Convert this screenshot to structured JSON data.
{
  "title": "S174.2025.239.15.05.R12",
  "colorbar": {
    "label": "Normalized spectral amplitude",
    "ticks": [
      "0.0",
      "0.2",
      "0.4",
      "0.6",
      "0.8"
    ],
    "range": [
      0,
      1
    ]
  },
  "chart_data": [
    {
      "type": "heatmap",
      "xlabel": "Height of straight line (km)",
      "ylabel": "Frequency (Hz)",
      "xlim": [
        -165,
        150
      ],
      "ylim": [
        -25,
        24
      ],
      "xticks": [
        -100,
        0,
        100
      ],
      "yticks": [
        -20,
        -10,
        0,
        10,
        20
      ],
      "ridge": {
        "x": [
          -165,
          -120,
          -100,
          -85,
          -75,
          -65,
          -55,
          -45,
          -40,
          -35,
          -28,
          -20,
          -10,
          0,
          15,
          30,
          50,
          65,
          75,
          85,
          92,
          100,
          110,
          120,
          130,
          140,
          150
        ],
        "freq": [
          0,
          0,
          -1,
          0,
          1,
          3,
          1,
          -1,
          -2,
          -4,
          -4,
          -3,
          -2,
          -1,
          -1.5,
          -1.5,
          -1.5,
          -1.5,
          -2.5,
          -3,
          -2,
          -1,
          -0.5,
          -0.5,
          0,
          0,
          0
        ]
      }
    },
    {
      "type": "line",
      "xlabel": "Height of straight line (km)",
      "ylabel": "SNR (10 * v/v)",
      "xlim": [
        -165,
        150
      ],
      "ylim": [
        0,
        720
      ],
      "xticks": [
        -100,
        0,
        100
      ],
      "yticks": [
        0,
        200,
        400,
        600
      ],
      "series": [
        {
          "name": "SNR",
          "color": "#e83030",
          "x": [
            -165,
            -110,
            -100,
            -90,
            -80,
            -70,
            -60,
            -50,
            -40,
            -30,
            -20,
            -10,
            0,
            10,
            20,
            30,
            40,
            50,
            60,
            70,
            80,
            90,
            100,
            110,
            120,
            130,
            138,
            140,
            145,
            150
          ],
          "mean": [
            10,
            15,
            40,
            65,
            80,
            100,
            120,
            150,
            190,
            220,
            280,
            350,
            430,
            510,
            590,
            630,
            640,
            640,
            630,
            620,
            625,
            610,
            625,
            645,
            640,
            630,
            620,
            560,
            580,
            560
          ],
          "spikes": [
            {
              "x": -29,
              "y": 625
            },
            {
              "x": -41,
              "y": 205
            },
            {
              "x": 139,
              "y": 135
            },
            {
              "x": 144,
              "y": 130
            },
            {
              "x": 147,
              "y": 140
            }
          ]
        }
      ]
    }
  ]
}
==========
From the records above, extract every line exactly as it stands.

Convert this screenshot to structured JSON data.
{
  "title": "S174.2025.239.15.05.R12",
  "colorbar": {
    "label": "Normalized spectral amplitude",
    "ticks": [
      "0.0",
      "0.2",
      "0.4",
      "0.6",
      "0.8"
    ],
    "range": [
      0,
      1
    ]
  },
  "chart_data": [
    {
      "type": "heatmap",
      "xlabel": "Height of straight line (km)",
      "ylabel": "Frequency (Hz)",
      "xlim": [
        -165,
        150
      ],
      "ylim": [
        -25,
        24
      ],
      "xticks": [
        -100,
        0,
        100
      ],
      "yticks": [
        -20,
        -10,
        0,
        10,
        20
      ],
      "ridge": {
        "x": [
          -165,
          -120,
          -100,
          -85,
          -75,
          -65,
          -55,
          -45,
          -40,
          -35,
          -28,
          -20,
          -10,
          0,
          15,
          30,
          50,
          65,
          75,
          85,
          92,
          100,
          110,
          120,
          130,
          140,
          150
        ],
        "freq": [
          0,
          0,
          -1,
          0,
          1,
          3,
          1,
          -1,
          -2,
          -4,
          -4,
          -3,
          -2,
          -1,
          -1.5,
          -1.5,
          -1.5,
          -1.5,
          -2.5,
          -3,
          -2,
          -1,
          -0.5,
          -0.5,
          0,
          0,
          0
        ]
      }
    },
    {
      "type": "line",
      "xlabel": "Height of straight line (km)",
      "ylabel": "SNR (10 * v/v)",
      "xlim": [
        -165,
        150
      ],
      "ylim": [
        0,
        720
      ],
      "xticks": [
        -100,
        0,
        100
      ],
      "yticks": [
        0,
        200,
        400,
        600
      ],
      "series": [
        {
          "name": "SNR",
          "color": "#e83030",
          "x": [
            -165,
            -110,
            -100,
            -90,
            -80,
            -70,
            -60,
            -50,
            -40,
            -30,
            -20,
            -10,
            0,
            10,
            20,
            30,
            40,
            50,
            60,
            70,
            80,
            90,
            100,
            110,
            120,
            130,
            138,
            140,
            145,
            150
          ],
          "mean": [
            10,
            15,
            40,
            65,
            80,
            100,
            120,
            150,
            190,
            220,
            280,
            350,
            430,
            510,
            590,
            630,
            640,
            640,
            630,
            620,
            625,
            610,
            625,
            645,
            640,
            630,
            620,
            560,
            580,
            560
          ],
          "spikes": [
            {
              "x": -29,
              "y": 625
            },
            {
              "x": -41,
              "y": 205
            },
            {
              "x": 139,
              "y": 135
            },
            {
              "x": 144,
              "y": 130
            },
            {
              "x": 147,
              "y": 140
            }
          ]
        }
      ]
    }
  ]
}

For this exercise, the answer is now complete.